→ What to work on
Gather all lines in the entries that include the word "phân".

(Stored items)

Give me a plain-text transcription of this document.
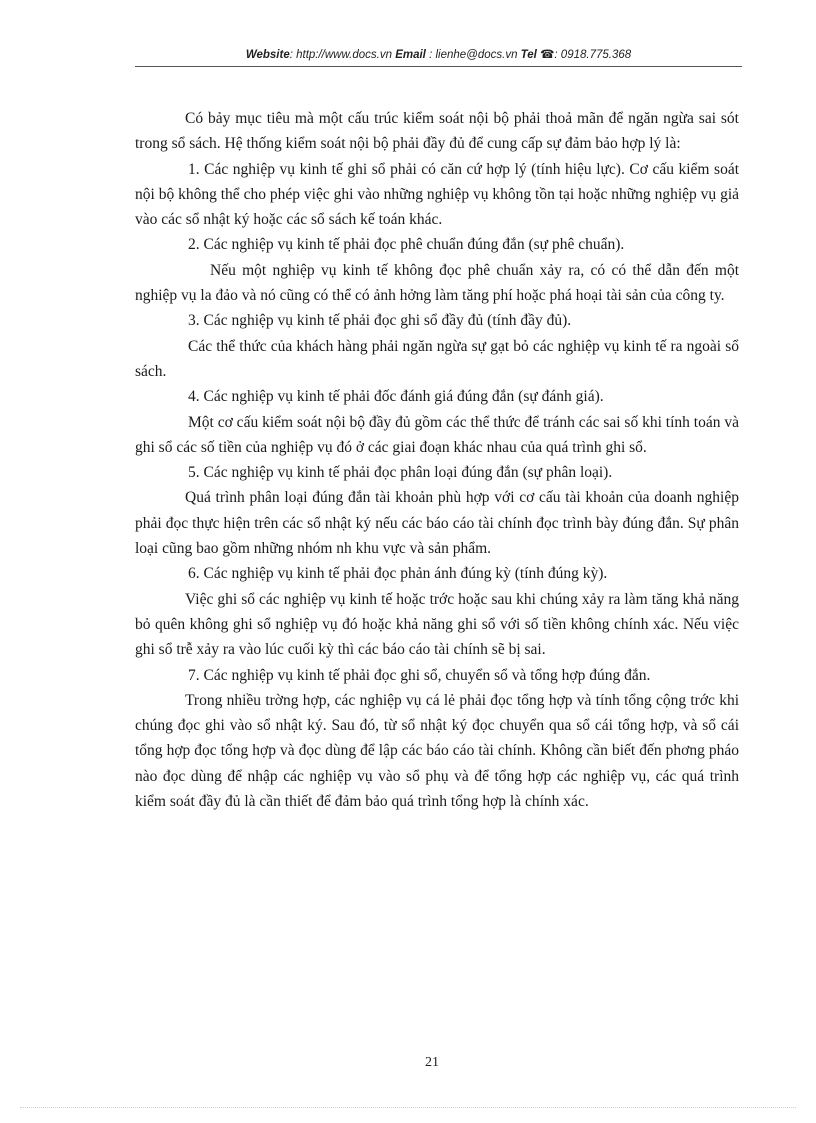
Website: http://www.docs.vn Email : lienhe@docs.vn Tel ☎: 0918.775.368

Có bảy mục tiêu mà một cấu trúc kiểm soát nội bộ phải thoả mãn để ngăn ngừa sai sót trong sổ sách. Hệ thống kiểm soát nội bộ phải đầy đủ để cung cấp sự đảm bảo hợp lý là:

1. Các nghiệp vụ kinh tế ghi sổ phải có căn cứ hợp lý (tính hiệu lực). Cơ cấu kiểm soát nội bộ không thể cho phép việc ghi vào những nghiệp vụ không tồn tại hoặc những nghiệp vụ giả vào các sổ nhật ký hoặc các sổ sách kế toán khác.

2. Các nghiệp vụ kinh tế phải đọc phê chuẩn đúng đắn (sự phê chuẩn).

Nếu một nghiệp vụ kinh tế không đọc phê chuẩn xảy ra, có có thể dẫn đến một nghiệp vụ la đảo và nó cũng có thể có ảnh hởng làm tăng phí hoặc phá hoại tài sản của công ty.

3. Các nghiệp vụ kinh tế phải đọc ghi sổ đầy đủ (tính đầy đủ).

Các thể thức của khách hàng phải ngăn ngừa sự gạt bỏ các nghiệp vụ kinh tế ra ngoài sổ sách.

4. Các nghiệp vụ kinh tế phải đốc đánh giá đúng đắn (sự đánh giá).

Một cơ cấu kiểm soát nội bộ đầy đủ gồm các thể thức để tránh các sai số khi tính toán và ghi sổ các số tiền của nghiệp vụ đó ở các giai đoạn khác nhau của quá trình ghi sổ.

5. Các nghiệp vụ kinh tế phải đọc phân loại đúng đắn (sự phân loại).

Quá trình phân loại đúng đắn tài khoản phù hợp với cơ cấu tài khoản của doanh nghiệp phải đọc thực hiện trên các sổ nhật ký nếu các báo cáo tài chính đọc trình bày đúng đắn. Sự phân loại cũng bao gồm những nhóm nh khu vực và sản phẩm.

6. Các nghiệp vụ kinh tế phải đọc phản ánh đúng kỳ (tính đúng kỳ).

Việc ghi sổ các nghiệp vụ kinh tế hoặc trớc hoặc sau khi chúng xảy ra làm tăng khả năng bỏ quên không ghi sổ nghiệp vụ đó hoặc khả năng ghi sổ với số tiền không chính xác. Nếu việc ghi sổ trễ xảy ra vào lúc cuối kỳ thì các báo cáo tài chính sẽ bị sai.

7. Các nghiệp vụ kinh tế phải đọc ghi sổ, chuyển sổ và tổng hợp đúng đắn.

Trong nhiều trờng hợp, các nghiệp vụ cá lẻ phải đọc tổng hợp và tính tổng cộng trớc khi chúng đọc ghi vào sổ nhật ký. Sau đó, từ sổ nhật ký đọc chuyển qua sổ cái tổng hợp, và sổ cái tổng hợp đọc tổng hợp và đọc dùng để lập các báo cáo tài chính. Không cần biết đến phơng pháo nào đọc dùng để nhập các nghiệp vụ vào sổ phụ và để tổng hợp các nghiệp vụ, các quá trình kiểm soát đầy đủ là cần thiết để đảm bảo quá trình tổng hợp là chính xác.

21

→ Answer to this exercise
5. Các nghiệp vụ kinh tế phải đọc phân loại đúng đắn (sự phân loại).
Quá trình phân loại đúng đắn tài khoản phù hợp với cơ cấu tài khoản của doanh nghiệp phải đọc thực hiện trên các sổ nhật ký nếu các báo cáo tài chính đọc trình bày đúng đắn. Sự phân loại cũng bao gồm những nhóm nh khu vực và sản phẩm.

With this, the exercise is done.